(Collected data)
________________________________________
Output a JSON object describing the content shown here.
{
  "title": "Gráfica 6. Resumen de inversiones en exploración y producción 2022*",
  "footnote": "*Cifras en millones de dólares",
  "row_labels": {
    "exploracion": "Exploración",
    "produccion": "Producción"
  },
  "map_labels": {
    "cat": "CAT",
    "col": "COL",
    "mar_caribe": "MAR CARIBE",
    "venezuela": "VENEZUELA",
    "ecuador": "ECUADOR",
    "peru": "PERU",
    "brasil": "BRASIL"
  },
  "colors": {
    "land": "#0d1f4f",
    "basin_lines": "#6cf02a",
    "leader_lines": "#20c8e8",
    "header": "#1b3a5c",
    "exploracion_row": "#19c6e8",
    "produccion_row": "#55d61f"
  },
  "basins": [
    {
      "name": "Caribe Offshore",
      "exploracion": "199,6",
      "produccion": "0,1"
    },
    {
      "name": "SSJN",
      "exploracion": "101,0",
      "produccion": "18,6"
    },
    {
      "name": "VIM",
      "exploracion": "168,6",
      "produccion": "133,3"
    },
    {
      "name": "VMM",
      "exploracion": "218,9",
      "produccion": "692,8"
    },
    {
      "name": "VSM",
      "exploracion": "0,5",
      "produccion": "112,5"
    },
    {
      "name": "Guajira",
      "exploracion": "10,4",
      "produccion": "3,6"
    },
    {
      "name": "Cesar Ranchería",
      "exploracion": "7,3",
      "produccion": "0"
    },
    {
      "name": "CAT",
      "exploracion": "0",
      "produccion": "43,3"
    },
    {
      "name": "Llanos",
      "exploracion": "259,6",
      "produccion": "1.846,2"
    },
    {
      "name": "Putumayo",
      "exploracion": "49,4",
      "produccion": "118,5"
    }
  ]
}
________________________________________
• EXERCISE: Copy every line of the data that holds the string "name".

• TASK OUTPUT:
      "name": "Caribe Offshore",
      "name": "SSJN",
      "name": "VIM",
      "name": "VMM",
      "name": "VSM",
      "name": "Guajira",
      "name": "Cesar Ranchería",
      "name": "CAT",
      "name": "Llanos",
      "name": "Putumayo",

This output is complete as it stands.